#### [GOAL OF THE EXERCISE]
Please give the data below again in full, exactly as it stands.

........

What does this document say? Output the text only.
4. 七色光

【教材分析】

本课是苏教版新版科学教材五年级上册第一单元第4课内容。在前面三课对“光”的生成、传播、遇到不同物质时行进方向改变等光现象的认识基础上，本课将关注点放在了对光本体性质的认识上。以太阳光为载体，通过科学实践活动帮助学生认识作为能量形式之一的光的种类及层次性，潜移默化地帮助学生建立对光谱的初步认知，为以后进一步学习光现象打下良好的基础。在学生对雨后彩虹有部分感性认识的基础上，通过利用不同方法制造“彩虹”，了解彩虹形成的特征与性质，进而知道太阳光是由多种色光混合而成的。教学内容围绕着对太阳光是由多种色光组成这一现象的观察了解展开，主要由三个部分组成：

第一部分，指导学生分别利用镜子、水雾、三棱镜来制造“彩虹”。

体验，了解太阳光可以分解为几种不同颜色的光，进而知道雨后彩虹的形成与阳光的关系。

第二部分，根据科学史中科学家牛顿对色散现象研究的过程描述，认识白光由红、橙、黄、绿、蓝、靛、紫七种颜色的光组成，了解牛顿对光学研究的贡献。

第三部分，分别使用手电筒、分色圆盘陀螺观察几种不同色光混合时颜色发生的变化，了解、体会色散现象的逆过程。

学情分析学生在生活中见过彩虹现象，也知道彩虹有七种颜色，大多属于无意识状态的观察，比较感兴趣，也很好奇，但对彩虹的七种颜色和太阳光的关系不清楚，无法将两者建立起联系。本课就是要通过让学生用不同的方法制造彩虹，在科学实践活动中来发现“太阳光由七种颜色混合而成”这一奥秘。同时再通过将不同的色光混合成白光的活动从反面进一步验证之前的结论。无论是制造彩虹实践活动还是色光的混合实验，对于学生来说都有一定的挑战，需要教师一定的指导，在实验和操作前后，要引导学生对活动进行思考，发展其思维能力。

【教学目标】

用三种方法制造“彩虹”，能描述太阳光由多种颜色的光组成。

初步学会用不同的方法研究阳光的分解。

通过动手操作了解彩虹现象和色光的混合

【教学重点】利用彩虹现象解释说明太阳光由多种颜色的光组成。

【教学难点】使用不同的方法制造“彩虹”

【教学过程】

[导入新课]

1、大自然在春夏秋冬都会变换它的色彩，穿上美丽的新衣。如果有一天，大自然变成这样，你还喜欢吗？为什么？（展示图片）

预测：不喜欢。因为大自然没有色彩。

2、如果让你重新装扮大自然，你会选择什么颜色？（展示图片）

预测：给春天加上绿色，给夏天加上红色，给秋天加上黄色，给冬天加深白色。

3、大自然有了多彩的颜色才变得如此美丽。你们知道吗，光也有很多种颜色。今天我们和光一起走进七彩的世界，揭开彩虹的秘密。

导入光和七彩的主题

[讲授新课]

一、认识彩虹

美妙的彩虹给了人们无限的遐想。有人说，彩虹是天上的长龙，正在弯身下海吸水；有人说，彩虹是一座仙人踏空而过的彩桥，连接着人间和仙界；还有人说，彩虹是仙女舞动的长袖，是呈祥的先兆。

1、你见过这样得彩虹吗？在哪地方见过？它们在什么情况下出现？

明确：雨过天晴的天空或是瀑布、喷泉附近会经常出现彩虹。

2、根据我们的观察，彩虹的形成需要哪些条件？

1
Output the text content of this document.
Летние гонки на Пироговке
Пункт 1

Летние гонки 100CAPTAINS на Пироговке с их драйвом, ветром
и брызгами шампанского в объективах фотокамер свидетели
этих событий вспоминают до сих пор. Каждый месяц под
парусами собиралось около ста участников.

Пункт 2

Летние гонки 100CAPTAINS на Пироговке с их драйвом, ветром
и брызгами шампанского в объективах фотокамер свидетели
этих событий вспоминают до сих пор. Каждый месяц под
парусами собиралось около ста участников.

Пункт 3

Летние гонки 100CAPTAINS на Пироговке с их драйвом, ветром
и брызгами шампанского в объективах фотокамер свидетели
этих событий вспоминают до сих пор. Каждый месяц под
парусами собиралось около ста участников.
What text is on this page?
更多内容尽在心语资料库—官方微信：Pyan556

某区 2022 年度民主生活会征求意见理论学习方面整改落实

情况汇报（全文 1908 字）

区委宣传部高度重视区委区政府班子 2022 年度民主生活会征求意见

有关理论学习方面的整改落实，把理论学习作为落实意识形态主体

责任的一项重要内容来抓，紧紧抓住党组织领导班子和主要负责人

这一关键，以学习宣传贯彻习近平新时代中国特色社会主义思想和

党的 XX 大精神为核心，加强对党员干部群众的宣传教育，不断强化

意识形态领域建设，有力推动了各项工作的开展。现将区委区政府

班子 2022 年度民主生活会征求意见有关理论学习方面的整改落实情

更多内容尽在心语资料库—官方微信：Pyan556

........

#### [WRITTEN REPLY]
What does this document say? Output the text only.
4. 七色光

【教材分析】

本课是苏教版新版科学教材五年级上册第一单元第4课内容。在前面三课对“光”的生成、传播、遇到不同物质时行进方向改变等光现象的认识基础上，本课将关注点放在了对光本体性质的认识上。以太阳光为载体，通过科学实践活动帮助学生认识作为能量形式之一的光的种类及层次性，潜移默化地帮助学生建立对光谱的初步认知，为以后进一步学习光现象打下良好的基础。在学生对雨后彩虹有部分感性认识的基础上，通过利用不同方法制造“彩虹”，了解彩虹形成的特征与性质，进而知道太阳光是由多种色光混合而成的。教学内容围绕着对太阳光是由多种色光组成这一现象的观察了解展开，主要由三个部分组成：

第一部分，指导学生分别利用镜子、水雾、三棱镜来制造“彩虹”。

体验，了解太阳光可以分解为几种不同颜色的光，进而知道雨后彩虹的形成与阳光的关系。

第二部分，根据科学史中科学家牛顿对色散现象研究的过程描述，认识白光由红、橙、黄、绿、蓝、靛、紫七种颜色的光组成，了解牛顿对光学研究的贡献。

第三部分，分别使用手电筒、分色圆盘陀螺观察几种不同色光混合时颜色发生的变化，了解、体会色散现象的逆过程。

学情分析学生在生活中见过彩虹现象，也知道彩虹有七种颜色，大多属于无意识状态的观察，比较感兴趣，也很好奇，但对彩虹的七种颜色和太阳光的关系不清楚，无法将两者建立起联系。本课就是要通过让学生用不同的方法制造彩虹，在科学实践活动中来发现“太阳光由七种颜色混合而成”这一奥秘。同时再通过将不同的色光混合成白光的活动从反面进一步验证之前的结论。无论是制造彩虹实践活动还是色光的混合实验，对于学生来说都有一定的挑战，需要教师一定的指导，在实验和操作前后，要引导学生对活动进行思考，发展其思维能力。

【教学目标】

用三种方法制造“彩虹”，能描述太阳光由多种颜色的光组成。

初步学会用不同的方法研究阳光的分解。

通过动手操作了解彩虹现象和色光的混合

【教学重点】利用彩虹现象解释说明太阳光由多种颜色的光组成。

【教学难点】使用不同的方法制造“彩虹”

【教学过程】

[导入新课]

1、大自然在春夏秋冬都会变换它的色彩，穿上美丽的新衣。如果有一天，大自然变成这样，你还喜欢吗？为什么？（展示图片）

预测：不喜欢。因为大自然没有色彩。

2、如果让你重新装扮大自然，你会选择什么颜色？（展示图片）

预测：给春天加上绿色，给夏天加上红色，给秋天加上黄色，给冬天加深白色。

3、大自然有了多彩的颜色才变得如此美丽。你们知道吗，光也有很多种颜色。今天我们和光一起走进七彩的世界，揭开彩虹的秘密。

导入光和七彩的主题

[讲授新课]

一、认识彩虹

美妙的彩虹给了人们无限的遐想。有人说，彩虹是天上的长龙，正在弯身下海吸水；有人说，彩虹是一座仙人踏空而过的彩桥，连接着人间和仙界；还有人说，彩虹是仙女舞动的长袖，是呈祥的先兆。

1、你见过这样得彩虹吗？在哪地方见过？它们在什么情况下出现？

明确：雨过天晴的天空或是瀑布、喷泉附近会经常出现彩虹。

2、根据我们的观察，彩虹的形成需要哪些条件？

1
Output the text content of this document.
Летние гонки на Пироговке
Пункт 1

Летние гонки 100CAPTAINS на Пироговке с их драйвом, ветром
и брызгами шампанского в объективах фотокамер свидетели
этих событий вспоминают до сих пор. Каждый месяц под
парусами собиралось около ста участников.

Пункт 2

Летние гонки 100CAPTAINS на Пироговке с их драйвом, ветром
и брызгами шампанского в объективах фотокамер свидетели
этих событий вспоминают до сих пор. Каждый месяц под
парусами собиралось около ста участников.

Пункт 3

Летние гонки 100CAPTAINS на Пироговке с их драйвом, ветром
и брызгами шампанского в объективах фотокамер свидетели
этих событий вспоминают до сих пор. Каждый месяц под
парусами собиралось около ста участников.
What text is on this page?
更多内容尽在心语资料库—官方微信：Pyan556

某区 2022 年度民主生活会征求意见理论学习方面整改落实

情况汇报（全文 1908 字）

区委宣传部高度重视区委区政府班子 2022 年度民主生活会征求意见

有关理论学习方面的整改落实，把理论学习作为落实意识形态主体

责任的一项重要内容来抓，紧紧抓住党组织领导班子和主要负责人

这一关键，以学习宣传贯彻习近平新时代中国特色社会主义思想和

党的 XX 大精神为核心，加强对党员干部群众的宣传教育，不断强化

意识形态领域建设，有力推动了各项工作的开展。现将区委区政府

班子 2022 年度民主生活会征求意见有关理论学习方面的整改落实情

更多内容尽在心语资料库—官方微信：Pyan556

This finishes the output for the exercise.